What is asked
Return each line of the records with nothing changed, pictures excepted.

Dataset rows
/---

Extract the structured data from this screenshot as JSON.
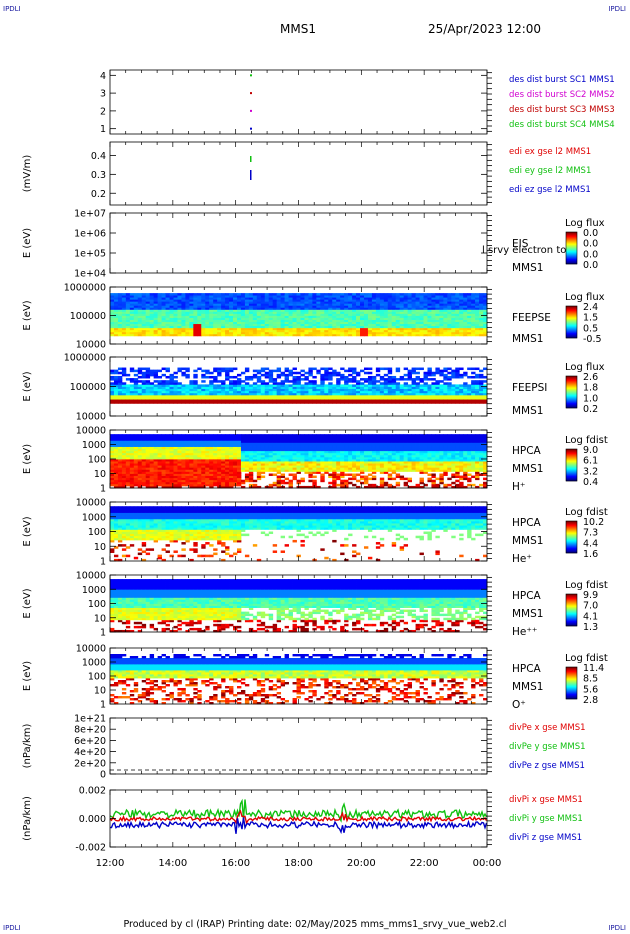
{
  "corners": {
    "tl": "IPDLI",
    "tr": "IPDLI",
    "bl": "IPDLI",
    "br": "IPDLI"
  },
  "header": {
    "title": "MMS1",
    "datetime": "25/Apr/2023 12:00"
  },
  "footer": {
    "text": "Produced by cl (IRAP)    Printing date: 02/May/2025    mms_mms1_srvy_vue_web2.cl"
  },
  "colors": {
    "red": "#e00000",
    "green": "#10c010",
    "blue": "#0000c8",
    "magenta": "#d000d0",
    "darkred": "#c00000"
  },
  "chart_data": {
    "type": "heatmap",
    "x_ticks": [
      "12:00",
      "14:00",
      "16:00",
      "18:00",
      "20:00",
      "22:00",
      "00:00"
    ],
    "xlim": [
      "12:00",
      "00:00"
    ],
    "panels": [
      {
        "kind": "line",
        "ylabel": "",
        "yticks": [
          "4",
          "3",
          "2",
          "1"
        ],
        "legend": [
          {
            "text": "des dist burst SC1 MMS1",
            "color": "#0000c8"
          },
          {
            "text": "des dist burst SC2 MMS2",
            "color": "#d000d0"
          },
          {
            "text": "des dist burst SC3 MMS3",
            "color": "#c00000"
          },
          {
            "text": "des dist burst SC4 MMS4",
            "color": "#10c010"
          }
        ]
      },
      {
        "kind": "line",
        "ylabel": "(mV/m)",
        "yticks": [
          "0.4",
          "0.3",
          "0.2"
        ],
        "legend": [
          {
            "text": "edi ex gse l2 MMS1",
            "color": "#e00000"
          },
          {
            "text": "edi ey gse l2 MMS1",
            "color": "#10c010"
          },
          {
            "text": "edi ez gse l2 MMS1",
            "color": "#0000c8"
          }
        ]
      },
      {
        "kind": "spec",
        "ylabel": "E (eV)",
        "yticks": [
          "1e+07",
          "1e+06",
          "1e+05",
          "1e+04"
        ],
        "label": [
          "EIS",
          "MMS1"
        ],
        "extra": "l srvy electron to",
        "cb_title": "Log flux",
        "cb_vals": [
          "0.0",
          "0.0",
          "0.0",
          "0.0"
        ]
      },
      {
        "kind": "spec",
        "ylabel": "E (eV)",
        "yticks": [
          "1000000",
          "100000",
          "10000"
        ],
        "label": [
          "FEEPSE",
          "MMS1"
        ],
        "cb_title": "Log flux",
        "cb_vals": [
          "2.4",
          "1.5",
          "0.5",
          "-0.5"
        ]
      },
      {
        "kind": "spec",
        "ylabel": "E (eV)",
        "yticks": [
          "1000000",
          "100000",
          "10000"
        ],
        "label": [
          "FEEPSI",
          "MMS1"
        ],
        "cb_title": "Log flux",
        "cb_vals": [
          "2.6",
          "1.8",
          "1.0",
          "0.2"
        ]
      },
      {
        "kind": "spec",
        "ylabel": "E (eV)",
        "yticks": [
          "10000",
          "1000",
          "100",
          "10",
          "1"
        ],
        "label": [
          "HPCA",
          "MMS1",
          "H⁺"
        ],
        "cb_title": "Log fdist",
        "cb_vals": [
          "9.0",
          "6.1",
          "3.2",
          "0.4"
        ]
      },
      {
        "kind": "spec",
        "ylabel": "E (eV)",
        "yticks": [
          "10000",
          "1000",
          "100",
          "10",
          "1"
        ],
        "label": [
          "HPCA",
          "MMS1",
          "He⁺"
        ],
        "cb_title": "Log fdist",
        "cb_vals": [
          "10.2",
          "7.3",
          "4.4",
          "1.6"
        ]
      },
      {
        "kind": "spec",
        "ylabel": "E (eV)",
        "yticks": [
          "10000",
          "1000",
          "100",
          "10",
          "1"
        ],
        "label": [
          "HPCA",
          "MMS1",
          "He⁺⁺"
        ],
        "cb_title": "Log fdist",
        "cb_vals": [
          "9.9",
          "7.0",
          "4.1",
          "1.3"
        ]
      },
      {
        "kind": "spec",
        "ylabel": "E (eV)",
        "yticks": [
          "10000",
          "1000",
          "100",
          "10",
          "1"
        ],
        "label": [
          "HPCA",
          "MMS1",
          "O⁺"
        ],
        "cb_title": "Log fdist",
        "cb_vals": [
          "11.4",
          "8.5",
          "5.6",
          "2.8"
        ]
      },
      {
        "kind": "line",
        "ylabel": "(nPa/km)",
        "yticks": [
          "1e+21",
          "8e+20",
          "6e+20",
          "4e+20",
          "2e+20",
          "0"
        ],
        "legend": [
          {
            "text": "divPe x gse MMS1",
            "color": "#e00000"
          },
          {
            "text": "divPe y gse MMS1",
            "color": "#10c010"
          },
          {
            "text": "divPe z gse MMS1",
            "color": "#0000c8"
          }
        ]
      },
      {
        "kind": "line",
        "ylabel": "(nPa/km)",
        "yticks": [
          "0.002",
          "0.000",
          "-0.002"
        ],
        "legend": [
          {
            "text": "divPi x gse MMS1",
            "color": "#e00000"
          },
          {
            "text": "divPi y gse MMS1",
            "color": "#10c010"
          },
          {
            "text": "divPi z gse MMS1",
            "color": "#0000c8"
          }
        ]
      }
    ]
  }
}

\---

Response to this task
Extract the structured data from this screenshot as JSON.
{
  "corners": {
    "tl": "IPDLI",
    "tr": "IPDLI",
    "bl": "IPDLI",
    "br": "IPDLI"
  },
  "header": {
    "title": "MMS1",
    "datetime": "25/Apr/2023 12:00"
  },
  "footer": {
    "text": "Produced by cl (IRAP)    Printing date: 02/May/2025    mms_mms1_srvy_vue_web2.cl"
  },
  "colors": {
    "red": "#e00000",
    "green": "#10c010",
    "blue": "#0000c8",
    "magenta": "#d000d0",
    "darkred": "#c00000"
  },
  "chart_data": {
    "type": "heatmap",
    "x_ticks": [
      "12:00",
      "14:00",
      "16:00",
      "18:00",
      "20:00",
      "22:00",
      "00:00"
    ],
    "xlim": [
      "12:00",
      "00:00"
    ],
    "panels": [
      {
        "kind": "line",
        "ylabel": "",
        "yticks": [
          "4",
          "3",
          "2",
          "1"
        ],
        "legend": [
          {
            "text": "des dist burst SC1 MMS1",
            "color": "#0000c8"
          },
          {
            "text": "des dist burst SC2 MMS2",
            "color": "#d000d0"
          },
          {
            "text": "des dist burst SC3 MMS3",
            "color": "#c00000"
          },
          {
            "text": "des dist burst SC4 MMS4",
            "color": "#10c010"
          }
        ]
      },
      {
        "kind": "line",
        "ylabel": "(mV/m)",
        "yticks": [
          "0.4",
          "0.3",
          "0.2"
        ],
        "legend": [
          {
            "text": "edi ex gse l2 MMS1",
            "color": "#e00000"
          },
          {
            "text": "edi ey gse l2 MMS1",
            "color": "#10c010"
          },
          {
            "text": "edi ez gse l2 MMS1",
            "color": "#0000c8"
          }
        ]
      },
      {
        "kind": "spec",
        "ylabel": "E (eV)",
        "yticks": [
          "1e+07",
          "1e+06",
          "1e+05",
          "1e+04"
        ],
        "label": [
          "EIS",
          "MMS1"
        ],
        "extra": "l srvy electron to",
        "cb_title": "Log flux",
        "cb_vals": [
          "0.0",
          "0.0",
          "0.0",
          "0.0"
        ]
      },
      {
        "kind": "spec",
        "ylabel": "E (eV)",
        "yticks": [
          "1000000",
          "100000",
          "10000"
        ],
        "label": [
          "FEEPSE",
          "MMS1"
        ],
        "cb_title": "Log flux",
        "cb_vals": [
          "2.4",
          "1.5",
          "0.5",
          "-0.5"
        ]
      },
      {
        "kind": "spec",
        "ylabel": "E (eV)",
        "yticks": [
          "1000000",
          "100000",
          "10000"
        ],
        "label": [
          "FEEPSI",
          "MMS1"
        ],
        "cb_title": "Log flux",
        "cb_vals": [
          "2.6",
          "1.8",
          "1.0",
          "0.2"
        ]
      },
      {
        "kind": "spec",
        "ylabel": "E (eV)",
        "yticks": [
          "10000",
          "1000",
          "100",
          "10",
          "1"
        ],
        "label": [
          "HPCA",
          "MMS1",
          "H⁺"
        ],
        "cb_title": "Log fdist",
        "cb_vals": [
          "9.0",
          "6.1",
          "3.2",
          "0.4"
        ]
      },
      {
        "kind": "spec",
        "ylabel": "E (eV)",
        "yticks": [
          "10000",
          "1000",
          "100",
          "10",
          "1"
        ],
        "label": [
          "HPCA",
          "MMS1",
          "He⁺"
        ],
        "cb_title": "Log fdist",
        "cb_vals": [
          "10.2",
          "7.3",
          "4.4",
          "1.6"
        ]
      },
      {
        "kind": "spec",
        "ylabel": "E (eV)",
        "yticks": [
          "10000",
          "1000",
          "100",
          "10",
          "1"
        ],
        "label": [
          "HPCA",
          "MMS1",
          "He⁺⁺"
        ],
        "cb_title": "Log fdist",
        "cb_vals": [
          "9.9",
          "7.0",
          "4.1",
          "1.3"
        ]
      },
      {
        "kind": "spec",
        "ylabel": "E (eV)",
        "yticks": [
          "10000",
          "1000",
          "100",
          "10",
          "1"
        ],
        "label": [
          "HPCA",
          "MMS1",
          "O⁺"
        ],
        "cb_title": "Log fdist",
        "cb_vals": [
          "11.4",
          "8.5",
          "5.6",
          "2.8"
        ]
      },
      {
        "kind": "line",
        "ylabel": "(nPa/km)",
        "yticks": [
          "1e+21",
          "8e+20",
          "6e+20",
          "4e+20",
          "2e+20",
          "0"
        ],
        "legend": [
          {
            "text": "divPe x gse MMS1",
            "color": "#e00000"
          },
          {
            "text": "divPe y gse MMS1",
            "color": "#10c010"
          },
          {
            "text": "divPe z gse MMS1",
            "color": "#0000c8"
          }
        ]
      },
      {
        "kind": "line",
        "ylabel": "(nPa/km)",
        "yticks": [
          "0.002",
          "0.000",
          "-0.002"
        ],
        "legend": [
          {
            "text": "divPi x gse MMS1",
            "color": "#e00000"
          },
          {
            "text": "divPi y gse MMS1",
            "color": "#10c010"
          },
          {
            "text": "divPi z gse MMS1",
            "color": "#0000c8"
          }
        ]
      }
    ]
  }
}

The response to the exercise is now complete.